__What the task asks__
Copy out all of the data exactly as it appears.

__Record extracts__

□ □ □ □

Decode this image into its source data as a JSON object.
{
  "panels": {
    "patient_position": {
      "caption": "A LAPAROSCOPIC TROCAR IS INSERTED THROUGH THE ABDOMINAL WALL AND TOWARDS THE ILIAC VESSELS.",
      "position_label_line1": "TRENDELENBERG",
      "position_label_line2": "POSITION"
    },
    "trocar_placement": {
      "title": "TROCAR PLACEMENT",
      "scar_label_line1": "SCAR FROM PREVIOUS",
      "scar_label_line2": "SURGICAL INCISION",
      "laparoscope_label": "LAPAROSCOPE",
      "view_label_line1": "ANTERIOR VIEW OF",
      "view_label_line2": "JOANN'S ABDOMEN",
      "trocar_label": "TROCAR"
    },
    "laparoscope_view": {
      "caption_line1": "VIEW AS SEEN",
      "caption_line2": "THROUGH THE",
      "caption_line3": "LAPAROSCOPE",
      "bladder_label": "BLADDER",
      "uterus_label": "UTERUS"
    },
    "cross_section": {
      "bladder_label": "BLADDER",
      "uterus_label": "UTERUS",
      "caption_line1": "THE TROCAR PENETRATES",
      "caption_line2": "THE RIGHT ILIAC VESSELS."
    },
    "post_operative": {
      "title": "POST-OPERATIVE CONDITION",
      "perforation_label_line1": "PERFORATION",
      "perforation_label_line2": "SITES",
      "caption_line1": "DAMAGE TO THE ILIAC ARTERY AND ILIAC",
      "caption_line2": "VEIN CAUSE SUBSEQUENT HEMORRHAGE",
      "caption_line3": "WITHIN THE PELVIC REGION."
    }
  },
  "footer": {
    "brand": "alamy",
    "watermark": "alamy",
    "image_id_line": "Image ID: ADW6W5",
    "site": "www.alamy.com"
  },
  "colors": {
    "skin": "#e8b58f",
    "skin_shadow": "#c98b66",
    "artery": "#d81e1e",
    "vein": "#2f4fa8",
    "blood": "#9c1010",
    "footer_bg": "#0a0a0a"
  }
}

□ □ □ □

__Expected answer__
Decode this image into its source data as a JSON object.
{
  "panels": {
    "patient_position": {
      "caption": "A LAPAROSCOPIC TROCAR IS INSERTED THROUGH THE ABDOMINAL WALL AND TOWARDS THE ILIAC VESSELS.",
      "position_label_line1": "TRENDELENBERG",
      "position_label_line2": "POSITION"
    },
    "trocar_placement": {
      "title": "TROCAR PLACEMENT",
      "scar_label_line1": "SCAR FROM PREVIOUS",
      "scar_label_line2": "SURGICAL INCISION",
      "laparoscope_label": "LAPAROSCOPE",
      "view_label_line1": "ANTERIOR VIEW OF",
      "view_label_line2": "JOANN'S ABDOMEN",
      "trocar_label": "TROCAR"
    },
    "laparoscope_view": {
      "caption_line1": "VIEW AS SEEN",
      "caption_line2": "THROUGH THE",
      "caption_line3": "LAPAROSCOPE",
      "bladder_label": "BLADDER",
      "uterus_label": "UTERUS"
    },
    "cross_section": {
      "bladder_label": "BLADDER",
      "uterus_label": "UTERUS",
      "caption_line1": "THE TROCAR PENETRATES",
      "caption_line2": "THE RIGHT ILIAC VESSELS."
    },
    "post_operative": {
      "title": "POST-OPERATIVE CONDITION",
      "perforation_label_line1": "PERFORATION",
      "perforation_label_line2": "SITES",
      "caption_line1": "DAMAGE TO THE ILIAC ARTERY AND ILIAC",
      "caption_line2": "VEIN CAUSE SUBSEQUENT HEMORRHAGE",
      "caption_line3": "WITHIN THE PELVIC REGION."
    }
  },
  "footer": {
    "brand": "alamy",
    "watermark": "alamy",
    "image_id_line": "Image ID: ADW6W5",
    "site": "www.alamy.com"
  },
  "colors": {
    "skin": "#e8b58f",
    "skin_shadow": "#c98b66",
    "artery": "#d81e1e",
    "vein": "#2f4fa8",
    "blood": "#9c1010",
    "footer_bg": "#0a0a0a"
  }
}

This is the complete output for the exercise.